**EXERCISE BRIEF**
Transcribe the listing that follows in full, omitting pictures.

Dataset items
----

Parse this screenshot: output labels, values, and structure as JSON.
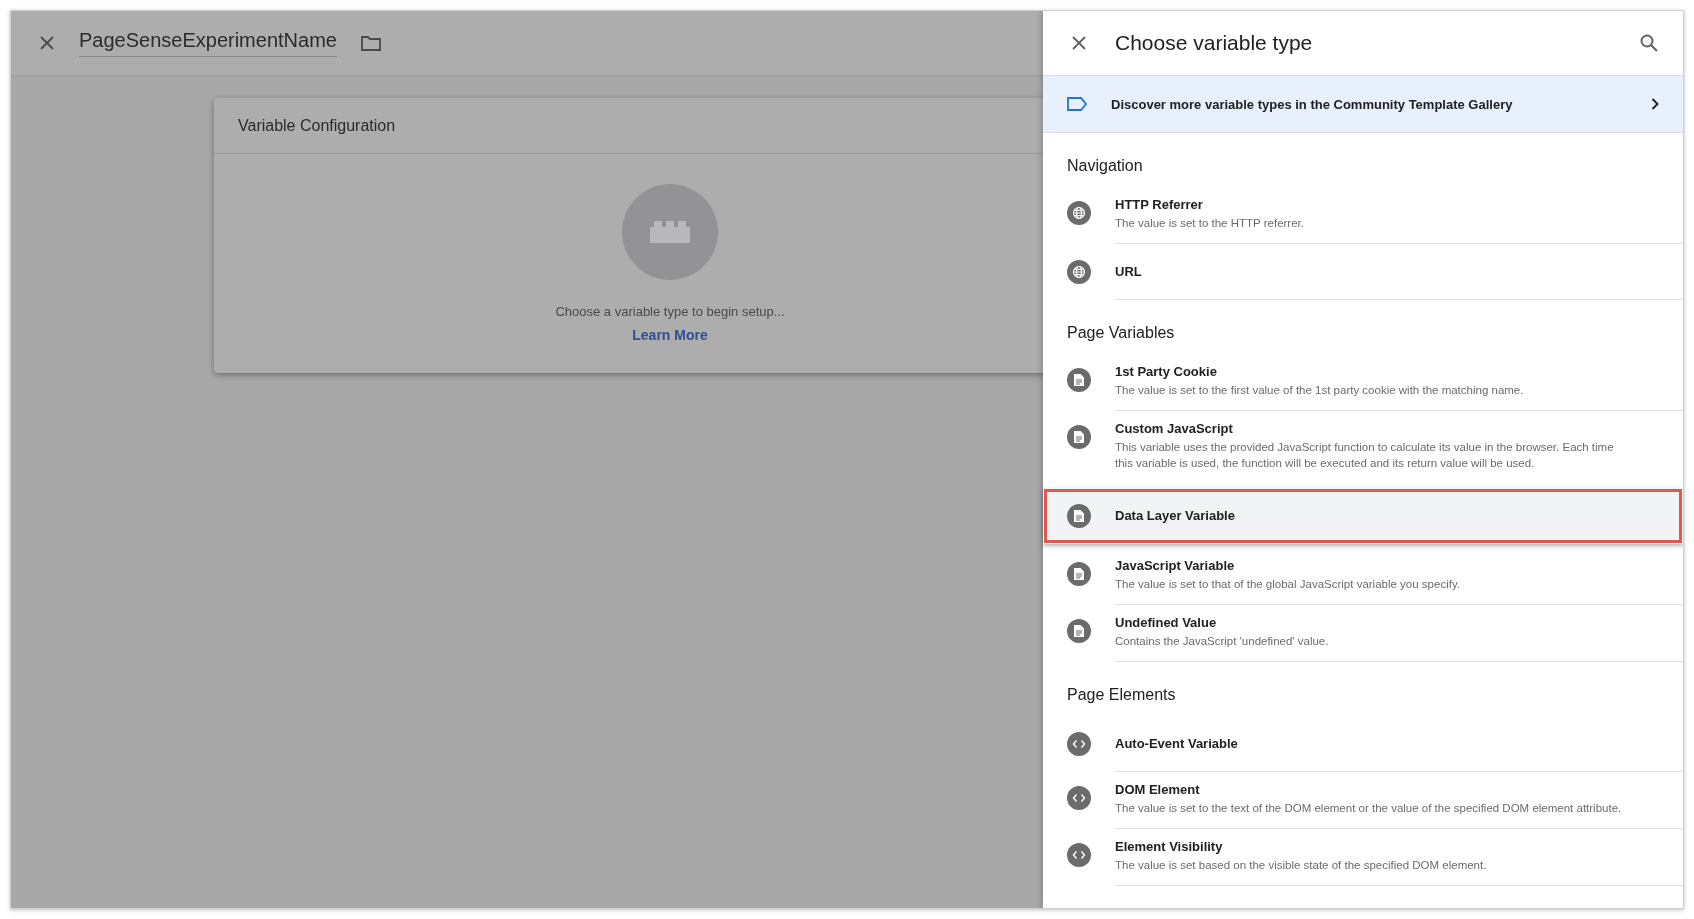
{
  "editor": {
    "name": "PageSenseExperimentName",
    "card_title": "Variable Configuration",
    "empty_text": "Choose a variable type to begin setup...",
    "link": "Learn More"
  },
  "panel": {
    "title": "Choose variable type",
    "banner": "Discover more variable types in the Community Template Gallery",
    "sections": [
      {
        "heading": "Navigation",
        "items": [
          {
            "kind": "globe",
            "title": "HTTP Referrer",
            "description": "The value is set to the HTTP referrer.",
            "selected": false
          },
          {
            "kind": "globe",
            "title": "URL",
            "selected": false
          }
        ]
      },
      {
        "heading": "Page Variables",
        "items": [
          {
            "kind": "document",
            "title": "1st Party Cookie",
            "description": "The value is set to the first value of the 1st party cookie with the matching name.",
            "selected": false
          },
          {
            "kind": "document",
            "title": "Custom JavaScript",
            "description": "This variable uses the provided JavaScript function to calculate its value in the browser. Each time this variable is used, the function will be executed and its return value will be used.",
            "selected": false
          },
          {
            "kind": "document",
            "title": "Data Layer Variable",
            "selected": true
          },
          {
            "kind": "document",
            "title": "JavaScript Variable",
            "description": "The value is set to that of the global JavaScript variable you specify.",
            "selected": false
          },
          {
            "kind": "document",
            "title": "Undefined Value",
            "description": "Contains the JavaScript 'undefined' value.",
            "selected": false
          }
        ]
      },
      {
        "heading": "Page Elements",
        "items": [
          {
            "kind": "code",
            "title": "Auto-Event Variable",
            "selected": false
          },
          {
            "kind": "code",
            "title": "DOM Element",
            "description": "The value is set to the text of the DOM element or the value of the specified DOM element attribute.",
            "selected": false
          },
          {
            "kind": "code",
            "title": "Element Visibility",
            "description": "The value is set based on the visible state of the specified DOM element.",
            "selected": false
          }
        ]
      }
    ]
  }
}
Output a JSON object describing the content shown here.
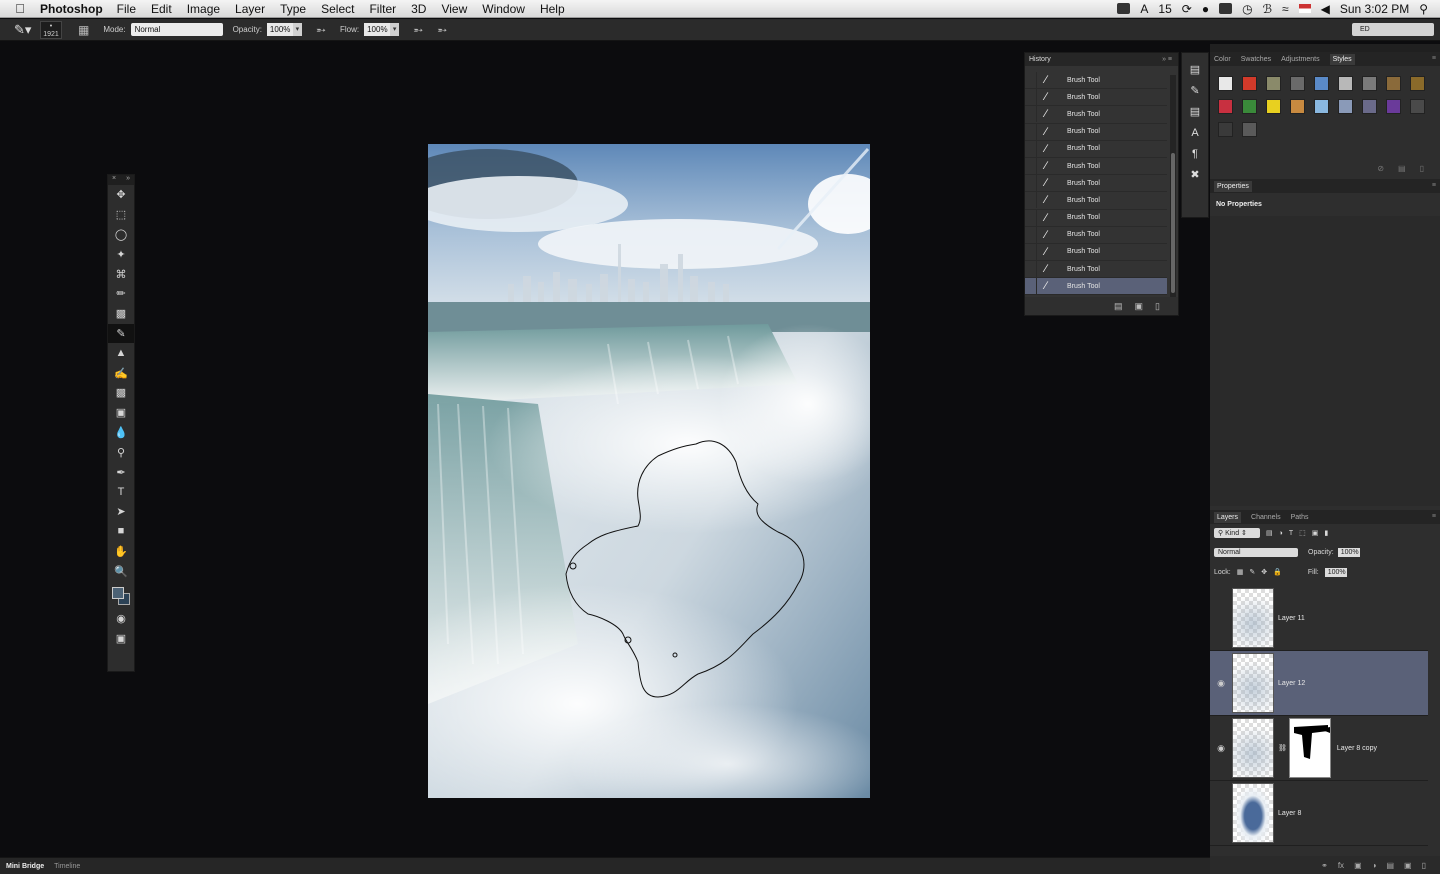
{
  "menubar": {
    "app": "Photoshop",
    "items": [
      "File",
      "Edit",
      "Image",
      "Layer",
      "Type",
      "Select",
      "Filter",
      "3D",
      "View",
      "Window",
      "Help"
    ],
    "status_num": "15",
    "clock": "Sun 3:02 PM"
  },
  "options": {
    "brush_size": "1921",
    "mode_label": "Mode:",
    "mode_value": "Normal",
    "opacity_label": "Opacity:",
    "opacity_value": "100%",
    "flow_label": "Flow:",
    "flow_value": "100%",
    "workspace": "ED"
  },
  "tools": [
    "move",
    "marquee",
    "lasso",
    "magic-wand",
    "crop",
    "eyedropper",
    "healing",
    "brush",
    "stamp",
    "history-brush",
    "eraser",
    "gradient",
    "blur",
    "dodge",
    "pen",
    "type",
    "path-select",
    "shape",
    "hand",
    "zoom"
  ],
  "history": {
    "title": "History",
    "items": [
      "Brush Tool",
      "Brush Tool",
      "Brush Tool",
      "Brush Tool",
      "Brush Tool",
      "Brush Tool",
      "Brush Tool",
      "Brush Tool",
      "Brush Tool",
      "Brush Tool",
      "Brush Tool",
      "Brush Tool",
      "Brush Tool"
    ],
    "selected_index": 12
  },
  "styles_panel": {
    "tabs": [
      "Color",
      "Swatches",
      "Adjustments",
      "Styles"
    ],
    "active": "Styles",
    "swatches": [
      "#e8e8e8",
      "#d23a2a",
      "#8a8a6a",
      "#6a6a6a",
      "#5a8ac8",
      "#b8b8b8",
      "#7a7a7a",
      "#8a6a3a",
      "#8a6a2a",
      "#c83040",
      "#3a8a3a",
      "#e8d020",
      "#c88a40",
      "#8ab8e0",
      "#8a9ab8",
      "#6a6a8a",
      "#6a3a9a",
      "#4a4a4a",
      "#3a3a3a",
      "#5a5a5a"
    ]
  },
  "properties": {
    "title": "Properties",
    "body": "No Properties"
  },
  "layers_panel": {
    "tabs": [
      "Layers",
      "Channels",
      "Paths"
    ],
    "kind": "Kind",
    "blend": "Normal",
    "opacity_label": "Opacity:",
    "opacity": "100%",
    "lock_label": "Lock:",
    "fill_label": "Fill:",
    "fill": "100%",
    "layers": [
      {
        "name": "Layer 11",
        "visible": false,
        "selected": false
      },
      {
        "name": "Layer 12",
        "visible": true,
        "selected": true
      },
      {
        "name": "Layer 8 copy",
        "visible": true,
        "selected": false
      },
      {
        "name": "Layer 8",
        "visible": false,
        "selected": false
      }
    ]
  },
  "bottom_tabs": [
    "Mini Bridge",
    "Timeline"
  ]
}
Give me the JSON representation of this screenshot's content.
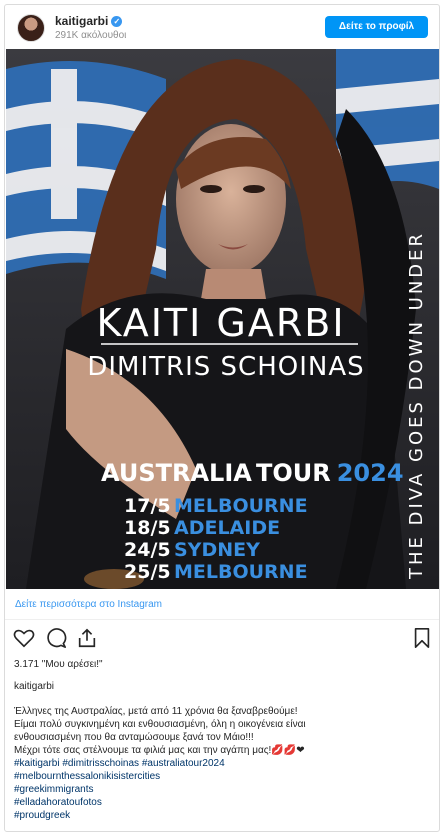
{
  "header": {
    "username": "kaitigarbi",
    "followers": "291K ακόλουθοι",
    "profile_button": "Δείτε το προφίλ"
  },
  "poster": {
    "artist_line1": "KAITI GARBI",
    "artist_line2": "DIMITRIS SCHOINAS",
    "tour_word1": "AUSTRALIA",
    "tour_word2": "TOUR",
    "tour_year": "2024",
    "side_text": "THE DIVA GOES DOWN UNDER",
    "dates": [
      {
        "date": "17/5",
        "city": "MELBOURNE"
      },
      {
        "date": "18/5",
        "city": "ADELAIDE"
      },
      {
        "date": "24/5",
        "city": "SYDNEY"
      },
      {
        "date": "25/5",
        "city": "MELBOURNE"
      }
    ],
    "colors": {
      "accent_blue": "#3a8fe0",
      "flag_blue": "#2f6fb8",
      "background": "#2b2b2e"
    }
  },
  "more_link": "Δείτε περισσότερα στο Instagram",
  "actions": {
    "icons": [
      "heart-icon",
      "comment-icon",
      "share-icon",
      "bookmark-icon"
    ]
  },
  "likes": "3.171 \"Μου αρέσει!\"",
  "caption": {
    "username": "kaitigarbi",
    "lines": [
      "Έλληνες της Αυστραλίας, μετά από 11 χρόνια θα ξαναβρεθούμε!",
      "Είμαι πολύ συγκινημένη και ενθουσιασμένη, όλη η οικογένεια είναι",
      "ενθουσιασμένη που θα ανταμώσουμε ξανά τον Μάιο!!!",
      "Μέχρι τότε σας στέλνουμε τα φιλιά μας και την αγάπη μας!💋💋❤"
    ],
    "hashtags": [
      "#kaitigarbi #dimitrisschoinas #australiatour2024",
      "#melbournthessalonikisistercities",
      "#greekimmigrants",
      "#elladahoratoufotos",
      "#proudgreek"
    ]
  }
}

----

**OUTPUT FOR THIS EXERCISE**
Parse this screenshot: output labels, values, and structure as JSON.
{
  "editor": {
    "name": "PageSenseExperimentName",
    "card_title": "Variable Configuration",
    "empty_text": "Choose a variable type to begin setup...",
    "link": "Learn More"
  },
  "panel": {
    "title": "Choose variable type",
    "banner": "Discover more variable types in the Community Template Gallery",
    "sections": [
      {
        "heading": "Navigation",
        "items": [
          {
            "kind": "globe",
            "title": "HTTP Referrer",
            "description": "The value is set to the HTTP referrer.",
            "selected": false
          },
          {
            "kind": "globe",
            "title": "URL",
            "selected": false
          }
        ]
      },
      {
        "heading": "Page Variables",
        "items": [
          {
            "kind": "document",
            "title": "1st Party Cookie",
            "description": "The value is set to the first value of the 1st party cookie with the matching name.",
            "selected": false
          },
          {
            "kind": "document",
            "title": "Custom JavaScript",
            "description": "This variable uses the provided JavaScript function to calculate its value in the browser. Each time this variable is used, the function will be executed and its return value will be used.",
            "selected": false
          },
          {
            "kind": "document",
            "title": "Data Layer Variable",
            "selected": true
          },
          {
            "kind": "document",
            "title": "JavaScript Variable",
            "description": "The value is set to that of the global JavaScript variable you specify.",
            "selected": false
          },
          {
            "kind": "document",
            "title": "Undefined Value",
            "description": "Contains the JavaScript 'undefined' value.",
            "selected": false
          }
        ]
      },
      {
        "heading": "Page Elements",
        "items": [
          {
            "kind": "code",
            "title": "Auto-Event Variable",
            "selected": false
          },
          {
            "kind": "code",
            "title": "DOM Element",
            "description": "The value is set to the text of the DOM element or the value of the specified DOM element attribute.",
            "selected": false
          },
          {
            "kind": "code",
            "title": "Element Visibility",
            "description": "The value is set based on the visible state of the specified DOM element.",
            "selected": false
          }
        ]
      }
    ]
  }
}
Output a JSON object describing the content shown here.
{
  "menubar": {
    "app": "Photoshop",
    "items": [
      "File",
      "Edit",
      "Image",
      "Layer",
      "Type",
      "Select",
      "Filter",
      "3D",
      "View",
      "Window",
      "Help"
    ],
    "status_num": "15",
    "clock": "Sun 3:02 PM"
  },
  "options": {
    "brush_size": "1921",
    "mode_label": "Mode:",
    "mode_value": "Normal",
    "opacity_label": "Opacity:",
    "opacity_value": "100%",
    "flow_label": "Flow:",
    "flow_value": "100%",
    "workspace": "ED"
  },
  "tools": [
    "move",
    "marquee",
    "lasso",
    "magic-wand",
    "crop",
    "eyedropper",
    "healing",
    "brush",
    "stamp",
    "history-brush",
    "eraser",
    "gradient",
    "blur",
    "dodge",
    "pen",
    "type",
    "path-select",
    "shape",
    "hand",
    "zoom"
  ],
  "history": {
    "title": "History",
    "items": [
      "Brush Tool",
      "Brush Tool",
      "Brush Tool",
      "Brush Tool",
      "Brush Tool",
      "Brush Tool",
      "Brush Tool",
      "Brush Tool",
      "Brush Tool",
      "Brush Tool",
      "Brush Tool",
      "Brush Tool",
      "Brush Tool"
    ],
    "selected_index": 12
  },
  "styles_panel": {
    "tabs": [
      "Color",
      "Swatches",
      "Adjustments",
      "Styles"
    ],
    "active": "Styles",
    "swatches": [
      "#e8e8e8",
      "#d23a2a",
      "#8a8a6a",
      "#6a6a6a",
      "#5a8ac8",
      "#b8b8b8",
      "#7a7a7a",
      "#8a6a3a",
      "#8a6a2a",
      "#c83040",
      "#3a8a3a",
      "#e8d020",
      "#c88a40",
      "#8ab8e0",
      "#8a9ab8",
      "#6a6a8a",
      "#6a3a9a",
      "#4a4a4a",
      "#3a3a3a",
      "#5a5a5a"
    ]
  },
  "properties": {
    "title": "Properties",
    "body": "No Properties"
  },
  "layers_panel": {
    "tabs": [
      "Layers",
      "Channels",
      "Paths"
    ],
    "kind": "Kind",
    "blend": "Normal",
    "opacity_label": "Opacity:",
    "opacity": "100%",
    "lock_label": "Lock:",
    "fill_label": "Fill:",
    "fill": "100%",
    "layers": [
      {
        "name": "Layer 11",
        "visible": false,
        "selected": false
      },
      {
        "name": "Layer 12",
        "visible": true,
        "selected": true
      },
      {
        "name": "Layer 8 copy",
        "visible": true,
        "selected": false
      },
      {
        "name": "Layer 8",
        "visible": false,
        "selected": false
      }
    ]
  },
  "bottom_tabs": [
    "Mini Bridge",
    "Timeline"
  ]
}
Give me the JSON representation of this screenshot's content.
{
  "header": {
    "username": "kaitigarbi",
    "followers": "291K ακόλουθοι",
    "profile_button": "Δείτε το προφίλ"
  },
  "poster": {
    "artist_line1": "KAITI GARBI",
    "artist_line2": "DIMITRIS SCHOINAS",
    "tour_word1": "AUSTRALIA",
    "tour_word2": "TOUR",
    "tour_year": "2024",
    "side_text": "THE DIVA GOES DOWN UNDER",
    "dates": [
      {
        "date": "17/5",
        "city": "MELBOURNE"
      },
      {
        "date": "18/5",
        "city": "ADELAIDE"
      },
      {
        "date": "24/5",
        "city": "SYDNEY"
      },
      {
        "date": "25/5",
        "city": "MELBOURNE"
      }
    ],
    "colors": {
      "accent_blue": "#3a8fe0",
      "flag_blue": "#2f6fb8",
      "background": "#2b2b2e"
    }
  },
  "more_link": "Δείτε περισσότερα στο Instagram",
  "actions": {
    "icons": [
      "heart-icon",
      "comment-icon",
      "share-icon",
      "bookmark-icon"
    ]
  },
  "likes": "3.171 \"Μου αρέσει!\"",
  "caption": {
    "username": "kaitigarbi",
    "lines": [
      "Έλληνες της Αυστραλίας, μετά από 11 χρόνια θα ξαναβρεθούμε!",
      "Είμαι πολύ συγκινημένη και ενθουσιασμένη, όλη η οικογένεια είναι",
      "ενθουσιασμένη που θα ανταμώσουμε ξανά τον Μάιο!!!",
      "Μέχρι τότε σας στέλνουμε τα φιλιά μας και την αγάπη μας!💋💋❤"
    ],
    "hashtags": [
      "#kaitigarbi #dimitrisschoinas #australiatour2024",
      "#melbournthessalonikisistercities",
      "#greekimmigrants",
      "#elladahoratoufotos",
      "#proudgreek"
    ]
  }
}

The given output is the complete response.